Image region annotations
════════
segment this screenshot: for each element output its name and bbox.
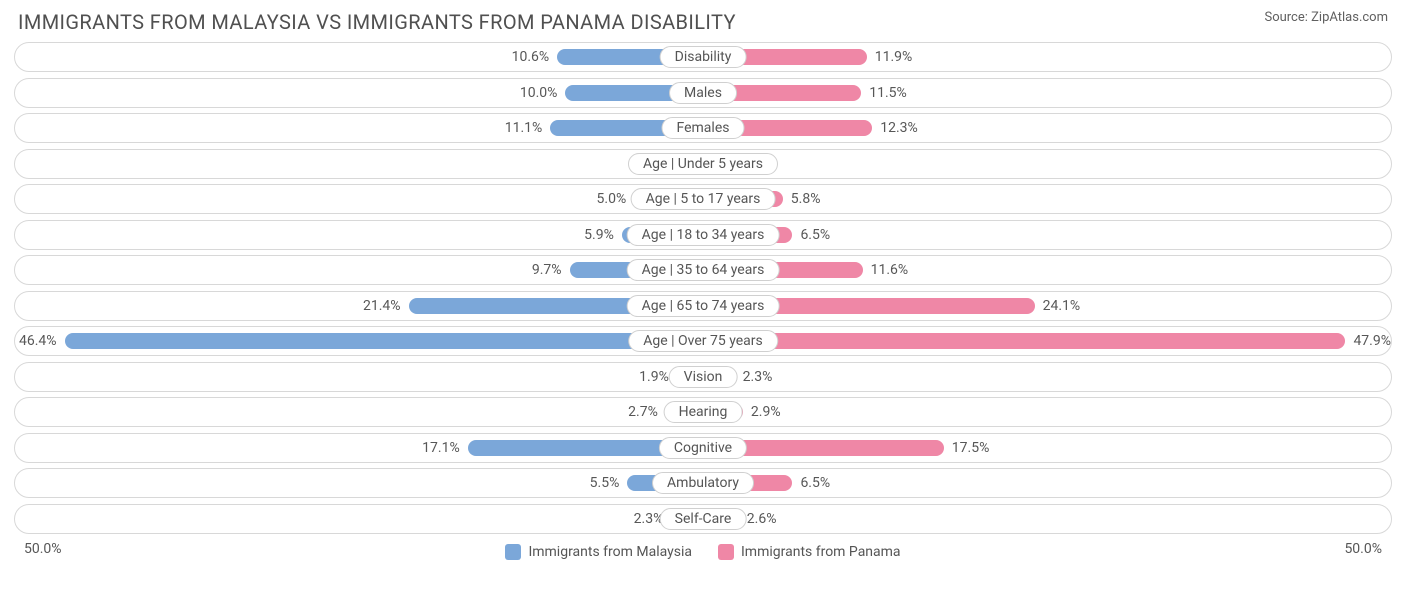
bar-value-left: 5.9% bbox=[584, 227, 614, 243]
bar-value-left: 21.4% bbox=[363, 298, 401, 314]
bar-value-right: 2.6% bbox=[747, 511, 777, 527]
bar-value-right: 11.5% bbox=[869, 85, 907, 101]
bar-value-right: 11.9% bbox=[875, 49, 913, 65]
legend-swatch-right bbox=[718, 544, 734, 560]
chart-area: 10.6% 11.9% Disability 10.0% 11.5% Males 11.1%… bbox=[0, 38, 1406, 534]
chart-row: 17.1% 17.5% Cognitive bbox=[14, 433, 1392, 463]
bar-value-left: 5.5% bbox=[590, 475, 620, 491]
chart-row: 5.0% 5.8% Age | 5 to 17 years bbox=[14, 184, 1392, 214]
bar-value-right: 47.9% bbox=[1353, 333, 1391, 349]
category-label: Ambulatory bbox=[652, 472, 754, 494]
chart-row: 1.1%1.2%Age | Under 5 years bbox=[14, 149, 1392, 179]
bar-value-left: 10.0% bbox=[520, 85, 558, 101]
chart-source: Source: ZipAtlas.com bbox=[1264, 10, 1388, 25]
chart-row: 2.7% 2.9% Hearing bbox=[14, 397, 1392, 427]
bar-value-right: 5.8% bbox=[791, 191, 821, 207]
category-label: Age | 65 to 74 years bbox=[627, 295, 780, 317]
axis-left-max: 50.0% bbox=[24, 541, 62, 557]
bar-right bbox=[703, 333, 1345, 349]
bar-value-right: 2.3% bbox=[743, 369, 773, 385]
legend-item-left: Immigrants from Malaysia bbox=[505, 544, 692, 560]
chart-row: 1.9% 2.3% Vision bbox=[14, 362, 1392, 392]
chart-row: 2.3%2.6%Self-Care bbox=[14, 504, 1392, 534]
bar-value-right: 6.5% bbox=[800, 227, 830, 243]
bar-value-left: 46.4% bbox=[19, 333, 57, 349]
category-label: Self-Care bbox=[660, 508, 747, 530]
bar-value-right: 12.3% bbox=[880, 120, 918, 136]
bar-value-left: 9.7% bbox=[532, 262, 562, 278]
legend-label-right: Immigrants from Panama bbox=[741, 544, 901, 560]
category-label: Hearing bbox=[664, 401, 743, 423]
chart-row: 5.9% 6.5% Age | 18 to 34 years bbox=[14, 220, 1392, 250]
legend-label-left: Immigrants from Malaysia bbox=[528, 544, 692, 560]
category-label: Age | Over 75 years bbox=[628, 330, 778, 352]
bar-value-right: 17.5% bbox=[952, 440, 990, 456]
category-label: Disability bbox=[660, 46, 747, 68]
bar-value-right: 2.9% bbox=[751, 404, 781, 420]
category-label: Age | 35 to 64 years bbox=[627, 259, 780, 281]
chart-header: IMMIGRANTS FROM MALAYSIA VS IMMIGRANTS F… bbox=[0, 0, 1406, 38]
chart-row: 5.5% 6.5% Ambulatory bbox=[14, 468, 1392, 498]
bar-value-left: 1.9% bbox=[639, 369, 669, 385]
bar-value-left: 17.1% bbox=[422, 440, 460, 456]
bar-value-right: 24.1% bbox=[1043, 298, 1081, 314]
category-label: Vision bbox=[669, 366, 738, 388]
bar-value-left: 11.1% bbox=[505, 120, 543, 136]
legend-item-right: Immigrants from Panama bbox=[718, 544, 901, 560]
bar-value-left: 10.6% bbox=[512, 49, 550, 65]
category-label: Age | 5 to 17 years bbox=[631, 188, 776, 210]
bar-left bbox=[65, 333, 703, 349]
chart-row: 11.1% 12.3% Females bbox=[14, 113, 1392, 143]
bar-value-right: 6.5% bbox=[800, 475, 830, 491]
chart-row: 10.6% 11.9% Disability bbox=[14, 42, 1392, 72]
bar-value-right: 11.6% bbox=[871, 262, 909, 278]
chart-row: 9.7% 11.6% Age | 35 to 64 years bbox=[14, 255, 1392, 285]
chart-row: 21.4% 24.1% Age | 65 to 74 years bbox=[14, 291, 1392, 321]
legend: Immigrants from Malaysia Immigrants from… bbox=[505, 544, 900, 560]
legend-swatch-left bbox=[505, 544, 521, 560]
chart-row: 46.4% 47.9% Age | Over 75 years bbox=[14, 326, 1392, 356]
axis-right-max: 50.0% bbox=[1344, 541, 1382, 557]
category-label: Males bbox=[669, 82, 737, 104]
chart-footer: 50.0% Immigrants from Malaysia Immigrant… bbox=[0, 539, 1406, 565]
category-label: Cognitive bbox=[659, 437, 747, 459]
category-label: Age | 18 to 34 years bbox=[627, 224, 780, 246]
bar-value-left: 5.0% bbox=[597, 191, 627, 207]
chart-row: 10.0% 11.5% Males bbox=[14, 78, 1392, 108]
chart-title: IMMIGRANTS FROM MALAYSIA VS IMMIGRANTS F… bbox=[18, 10, 736, 34]
category-label: Females bbox=[662, 117, 745, 139]
bar-value-left: 2.7% bbox=[628, 404, 658, 420]
category-label: Age | Under 5 years bbox=[628, 153, 778, 175]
════════
(Exercise): Print every row above line for line, with no changes, and leave out the pictures.

(Finished task):
segment this screenshot: for each element output its name and bbox.
bar-value-left: 5.9% bbox=[584, 227, 614, 243]
bar-value-left: 21.4% bbox=[363, 298, 401, 314]
bar-value-right: 2.6% bbox=[747, 511, 777, 527]
bar-value-right: 11.5% bbox=[869, 85, 907, 101]
bar-value-right: 11.9% bbox=[875, 49, 913, 65]
legend-swatch-right bbox=[718, 544, 734, 560]
chart-area: 10.6% 11.9% Disability 10.0% 11.5% Males 11.1%… bbox=[0, 38, 1406, 534]
chart-row: 17.1% 17.5% Cognitive bbox=[14, 433, 1392, 463]
bar-value-left: 5.5% bbox=[590, 475, 620, 491]
chart-row: 5.0% 5.8% Age | 5 to 17 years bbox=[14, 184, 1392, 214]
bar-value-right: 47.9% bbox=[1353, 333, 1391, 349]
category-label: Ambulatory bbox=[652, 472, 754, 494]
chart-row: 1.1%1.2%Age | Under 5 years bbox=[14, 149, 1392, 179]
bar-value-left: 10.0% bbox=[520, 85, 558, 101]
chart-source: Source: ZipAtlas.com bbox=[1264, 10, 1388, 25]
chart-row: 2.7% 2.9% Hearing bbox=[14, 397, 1392, 427]
bar-value-right: 5.8% bbox=[791, 191, 821, 207]
category-label: Age | 65 to 74 years bbox=[627, 295, 780, 317]
axis-left-max: 50.0% bbox=[24, 541, 62, 557]
bar-right bbox=[703, 333, 1345, 349]
bar-value-right: 2.3% bbox=[743, 369, 773, 385]
legend-item-left: Immigrants from Malaysia bbox=[505, 544, 692, 560]
chart-row: 1.9% 2.3% Vision bbox=[14, 362, 1392, 392]
chart-row: 2.3%2.6%Self-Care bbox=[14, 504, 1392, 534]
bar-value-right: 6.5% bbox=[800, 227, 830, 243]
bar-value-left: 46.4% bbox=[19, 333, 57, 349]
category-label: Self-Care bbox=[660, 508, 747, 530]
bar-value-right: 12.3% bbox=[880, 120, 918, 136]
bar-value-left: 9.7% bbox=[532, 262, 562, 278]
legend-label-right: Immigrants from Panama bbox=[741, 544, 901, 560]
category-label: Hearing bbox=[664, 401, 743, 423]
chart-row: 5.9% 6.5% Age | 18 to 34 years bbox=[14, 220, 1392, 250]
legend-label-left: Immigrants from Malaysia bbox=[528, 544, 692, 560]
category-label: Age | Over 75 years bbox=[628, 330, 778, 352]
bar-value-right: 17.5% bbox=[952, 440, 990, 456]
category-label: Disability bbox=[660, 46, 747, 68]
bar-value-right: 2.9% bbox=[751, 404, 781, 420]
category-label: Age | 35 to 64 years bbox=[627, 259, 780, 281]
chart-header: IMMIGRANTS FROM MALAYSIA VS IMMIGRANTS F… bbox=[0, 0, 1406, 38]
chart-row: 5.5% 6.5% Ambulatory bbox=[14, 468, 1392, 498]
bar-value-left: 1.9% bbox=[639, 369, 669, 385]
bar-value-left: 17.1% bbox=[422, 440, 460, 456]
bar-value-right: 24.1% bbox=[1043, 298, 1081, 314]
category-label: Vision bbox=[669, 366, 738, 388]
bar-value-left: 11.1% bbox=[505, 120, 543, 136]
legend-item-right: Immigrants from Panama bbox=[718, 544, 901, 560]
bar-value-left: 10.6% bbox=[512, 49, 550, 65]
category-label: Age | 5 to 17 years bbox=[631, 188, 776, 210]
bar-left bbox=[65, 333, 703, 349]
chart-row: 11.1% 12.3% Females bbox=[14, 113, 1392, 143]
bar-value-right: 6.5% bbox=[800, 475, 830, 491]
chart-row: 10.6% 11.9% Disability bbox=[14, 42, 1392, 72]
bar-value-right: 11.6% bbox=[871, 262, 909, 278]
chart-row: 9.7% 11.6% Age | 35 to 64 years bbox=[14, 255, 1392, 285]
chart-row: 21.4% 24.1% Age | 65 to 74 years bbox=[14, 291, 1392, 321]
legend: Immigrants from Malaysia Immigrants from… bbox=[505, 544, 900, 560]
legend-swatch-left bbox=[505, 544, 521, 560]
chart-row: 46.4% 47.9% Age | Over 75 years bbox=[14, 326, 1392, 356]
axis-right-max: 50.0% bbox=[1344, 541, 1382, 557]
category-label: Males bbox=[669, 82, 737, 104]
chart-footer: 50.0% Immigrants from Malaysia Immigrant… bbox=[0, 539, 1406, 565]
category-label: Cognitive bbox=[659, 437, 747, 459]
category-label: Age | 18 to 34 years bbox=[627, 224, 780, 246]
bar-value-left: 5.0% bbox=[597, 191, 627, 207]
chart-row: 10.0% 11.5% Males bbox=[14, 78, 1392, 108]
chart-title: IMMIGRANTS FROM MALAYSIA VS IMMIGRANTS F… bbox=[18, 10, 736, 34]
category-label: Females bbox=[662, 117, 745, 139]
bar-value-left: 2.7% bbox=[628, 404, 658, 420]
category-label: Age | Under 5 years bbox=[628, 153, 778, 175]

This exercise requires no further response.